Set task | Pull out every line below that contains the word "Indonesia".
※
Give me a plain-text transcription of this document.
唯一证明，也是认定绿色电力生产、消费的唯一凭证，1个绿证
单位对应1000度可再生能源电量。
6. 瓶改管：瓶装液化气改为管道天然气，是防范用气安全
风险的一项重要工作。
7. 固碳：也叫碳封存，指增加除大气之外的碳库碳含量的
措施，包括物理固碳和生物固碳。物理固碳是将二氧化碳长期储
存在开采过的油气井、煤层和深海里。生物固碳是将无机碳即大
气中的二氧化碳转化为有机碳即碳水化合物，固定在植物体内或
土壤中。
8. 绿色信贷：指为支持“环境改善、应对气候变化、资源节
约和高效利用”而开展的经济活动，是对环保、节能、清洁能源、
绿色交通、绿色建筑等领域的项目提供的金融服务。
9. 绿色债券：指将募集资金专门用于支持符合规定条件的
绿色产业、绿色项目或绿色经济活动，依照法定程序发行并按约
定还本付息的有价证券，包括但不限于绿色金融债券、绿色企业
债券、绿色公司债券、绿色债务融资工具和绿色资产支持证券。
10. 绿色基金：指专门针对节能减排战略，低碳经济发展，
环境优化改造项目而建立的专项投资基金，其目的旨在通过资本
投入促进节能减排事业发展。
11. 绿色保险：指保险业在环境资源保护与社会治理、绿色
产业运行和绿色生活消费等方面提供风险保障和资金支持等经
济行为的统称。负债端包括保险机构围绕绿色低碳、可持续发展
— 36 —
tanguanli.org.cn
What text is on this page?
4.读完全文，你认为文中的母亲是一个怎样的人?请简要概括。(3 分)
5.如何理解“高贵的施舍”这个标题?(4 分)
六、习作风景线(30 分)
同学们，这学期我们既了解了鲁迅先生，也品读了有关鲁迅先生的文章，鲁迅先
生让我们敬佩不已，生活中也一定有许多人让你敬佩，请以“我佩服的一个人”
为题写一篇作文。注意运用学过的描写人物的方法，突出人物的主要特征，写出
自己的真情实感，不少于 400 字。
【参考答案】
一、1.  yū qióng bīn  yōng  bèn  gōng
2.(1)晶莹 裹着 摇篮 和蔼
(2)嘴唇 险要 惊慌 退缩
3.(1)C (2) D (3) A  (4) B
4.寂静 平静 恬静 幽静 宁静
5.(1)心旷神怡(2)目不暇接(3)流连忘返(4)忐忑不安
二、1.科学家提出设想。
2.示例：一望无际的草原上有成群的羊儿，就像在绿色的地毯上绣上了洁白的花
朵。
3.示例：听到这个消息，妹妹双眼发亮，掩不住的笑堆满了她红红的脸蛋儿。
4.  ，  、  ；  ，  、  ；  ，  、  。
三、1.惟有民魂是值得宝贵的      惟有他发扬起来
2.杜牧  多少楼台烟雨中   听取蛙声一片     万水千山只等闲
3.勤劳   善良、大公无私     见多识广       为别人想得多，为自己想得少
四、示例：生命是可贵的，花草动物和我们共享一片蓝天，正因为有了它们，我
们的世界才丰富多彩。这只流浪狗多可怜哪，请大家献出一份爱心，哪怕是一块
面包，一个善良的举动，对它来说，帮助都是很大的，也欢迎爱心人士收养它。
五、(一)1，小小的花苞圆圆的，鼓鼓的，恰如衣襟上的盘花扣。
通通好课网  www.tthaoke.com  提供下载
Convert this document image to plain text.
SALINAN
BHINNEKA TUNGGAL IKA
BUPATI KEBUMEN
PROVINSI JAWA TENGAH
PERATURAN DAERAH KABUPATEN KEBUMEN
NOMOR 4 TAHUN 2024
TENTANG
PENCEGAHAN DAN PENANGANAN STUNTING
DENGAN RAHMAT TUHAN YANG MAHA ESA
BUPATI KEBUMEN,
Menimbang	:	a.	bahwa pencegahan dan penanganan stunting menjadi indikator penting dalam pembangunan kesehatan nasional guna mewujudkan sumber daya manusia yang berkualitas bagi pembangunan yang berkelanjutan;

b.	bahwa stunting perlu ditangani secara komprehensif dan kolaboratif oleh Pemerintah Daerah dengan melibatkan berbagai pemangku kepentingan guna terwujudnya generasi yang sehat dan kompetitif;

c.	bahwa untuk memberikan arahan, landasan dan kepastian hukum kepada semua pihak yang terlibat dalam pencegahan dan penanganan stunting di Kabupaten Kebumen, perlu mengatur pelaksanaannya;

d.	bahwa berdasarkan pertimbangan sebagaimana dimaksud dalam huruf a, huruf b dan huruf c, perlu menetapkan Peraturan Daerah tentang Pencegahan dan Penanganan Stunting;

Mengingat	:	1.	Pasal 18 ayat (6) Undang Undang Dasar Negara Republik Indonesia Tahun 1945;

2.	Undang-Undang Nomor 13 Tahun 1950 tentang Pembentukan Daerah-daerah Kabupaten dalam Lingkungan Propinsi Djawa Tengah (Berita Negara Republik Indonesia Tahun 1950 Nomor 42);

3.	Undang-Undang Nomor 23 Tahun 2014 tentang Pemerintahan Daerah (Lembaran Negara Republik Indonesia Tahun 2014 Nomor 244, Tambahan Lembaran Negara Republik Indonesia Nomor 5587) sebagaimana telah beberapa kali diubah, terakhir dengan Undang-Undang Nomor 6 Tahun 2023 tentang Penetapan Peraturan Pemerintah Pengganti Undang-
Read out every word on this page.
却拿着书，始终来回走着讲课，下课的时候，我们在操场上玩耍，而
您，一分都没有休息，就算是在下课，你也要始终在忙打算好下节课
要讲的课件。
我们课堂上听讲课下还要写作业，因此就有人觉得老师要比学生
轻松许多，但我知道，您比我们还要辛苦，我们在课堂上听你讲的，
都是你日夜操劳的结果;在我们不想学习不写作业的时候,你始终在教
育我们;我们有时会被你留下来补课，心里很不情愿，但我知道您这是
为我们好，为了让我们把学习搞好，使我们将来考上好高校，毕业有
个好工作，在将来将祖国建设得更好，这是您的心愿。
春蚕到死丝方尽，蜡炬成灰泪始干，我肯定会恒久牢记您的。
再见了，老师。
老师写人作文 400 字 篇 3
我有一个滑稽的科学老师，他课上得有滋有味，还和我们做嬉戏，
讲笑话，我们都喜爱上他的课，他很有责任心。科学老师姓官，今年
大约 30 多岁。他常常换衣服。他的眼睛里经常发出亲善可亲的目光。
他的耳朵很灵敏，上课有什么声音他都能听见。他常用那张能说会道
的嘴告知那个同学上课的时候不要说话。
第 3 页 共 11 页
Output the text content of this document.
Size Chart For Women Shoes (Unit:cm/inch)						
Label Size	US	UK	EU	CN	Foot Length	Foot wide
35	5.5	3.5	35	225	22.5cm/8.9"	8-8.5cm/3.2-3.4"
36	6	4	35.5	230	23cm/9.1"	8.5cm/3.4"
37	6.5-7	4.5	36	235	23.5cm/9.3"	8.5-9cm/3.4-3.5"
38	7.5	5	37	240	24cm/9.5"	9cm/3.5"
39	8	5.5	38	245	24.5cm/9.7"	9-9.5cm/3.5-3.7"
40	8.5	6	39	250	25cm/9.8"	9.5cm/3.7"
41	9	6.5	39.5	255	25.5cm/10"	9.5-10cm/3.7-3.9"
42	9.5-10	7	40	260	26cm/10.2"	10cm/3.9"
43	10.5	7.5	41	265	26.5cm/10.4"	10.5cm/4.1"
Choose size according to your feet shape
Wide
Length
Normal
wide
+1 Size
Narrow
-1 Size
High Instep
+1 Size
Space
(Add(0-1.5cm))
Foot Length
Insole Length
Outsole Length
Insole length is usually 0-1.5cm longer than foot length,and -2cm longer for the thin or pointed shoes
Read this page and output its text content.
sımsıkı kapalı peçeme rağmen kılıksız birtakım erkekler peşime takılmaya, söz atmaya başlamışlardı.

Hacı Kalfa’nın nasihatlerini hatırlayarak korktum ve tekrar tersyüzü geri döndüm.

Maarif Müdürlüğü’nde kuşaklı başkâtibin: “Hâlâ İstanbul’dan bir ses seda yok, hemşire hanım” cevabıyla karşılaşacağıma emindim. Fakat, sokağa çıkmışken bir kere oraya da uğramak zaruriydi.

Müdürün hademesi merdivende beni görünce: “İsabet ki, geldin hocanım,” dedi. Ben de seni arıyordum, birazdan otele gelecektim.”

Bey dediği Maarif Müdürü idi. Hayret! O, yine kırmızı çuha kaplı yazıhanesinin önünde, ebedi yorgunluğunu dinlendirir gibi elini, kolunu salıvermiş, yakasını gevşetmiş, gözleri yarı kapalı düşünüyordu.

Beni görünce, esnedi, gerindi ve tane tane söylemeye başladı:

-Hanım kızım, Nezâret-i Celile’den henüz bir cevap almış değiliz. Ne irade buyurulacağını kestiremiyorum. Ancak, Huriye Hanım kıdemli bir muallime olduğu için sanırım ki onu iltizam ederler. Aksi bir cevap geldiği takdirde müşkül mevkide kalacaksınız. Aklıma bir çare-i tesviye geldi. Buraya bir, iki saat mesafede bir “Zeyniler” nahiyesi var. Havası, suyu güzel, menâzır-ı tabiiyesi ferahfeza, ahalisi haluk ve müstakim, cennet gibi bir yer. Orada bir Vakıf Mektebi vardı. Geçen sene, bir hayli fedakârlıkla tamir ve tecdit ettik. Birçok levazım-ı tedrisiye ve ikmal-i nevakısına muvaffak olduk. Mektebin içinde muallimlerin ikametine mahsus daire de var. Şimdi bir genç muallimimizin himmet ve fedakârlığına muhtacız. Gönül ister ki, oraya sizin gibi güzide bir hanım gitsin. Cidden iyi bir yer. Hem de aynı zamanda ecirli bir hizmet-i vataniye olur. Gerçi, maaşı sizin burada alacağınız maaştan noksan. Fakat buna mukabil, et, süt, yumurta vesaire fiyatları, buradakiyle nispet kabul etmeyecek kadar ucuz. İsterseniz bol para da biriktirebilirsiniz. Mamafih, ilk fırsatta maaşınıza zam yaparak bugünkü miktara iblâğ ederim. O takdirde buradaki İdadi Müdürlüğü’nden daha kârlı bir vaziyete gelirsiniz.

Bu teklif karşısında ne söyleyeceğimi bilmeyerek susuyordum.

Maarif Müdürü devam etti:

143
※
Answer to the problem |
Mengingat	:	1.	Pasal 18 ayat (6) Undang Undang Dasar Negara Republik Indonesia Tahun 1945;
2.	Undang-Undang Nomor 13 Tahun 1950 tentang Pembentukan Daerah-daerah Kabupaten dalam Lingkungan Propinsi Djawa Tengah (Berita Negara Republik Indonesia Tahun 1950 Nomor 42);
3.	Undang-Undang Nomor 23 Tahun 2014 tentang Pemerintahan Daerah (Lembaran Negara Republik Indonesia Tahun 2014 Nomor 244, Tambahan Lembaran Negara Republik Indonesia Nomor 5587) sebagaimana telah beberapa kali diubah, terakhir dengan Undang-Undang Nomor 6 Tahun 2023 tentang Penetapan Peraturan Pemerintah Pengganti Undang-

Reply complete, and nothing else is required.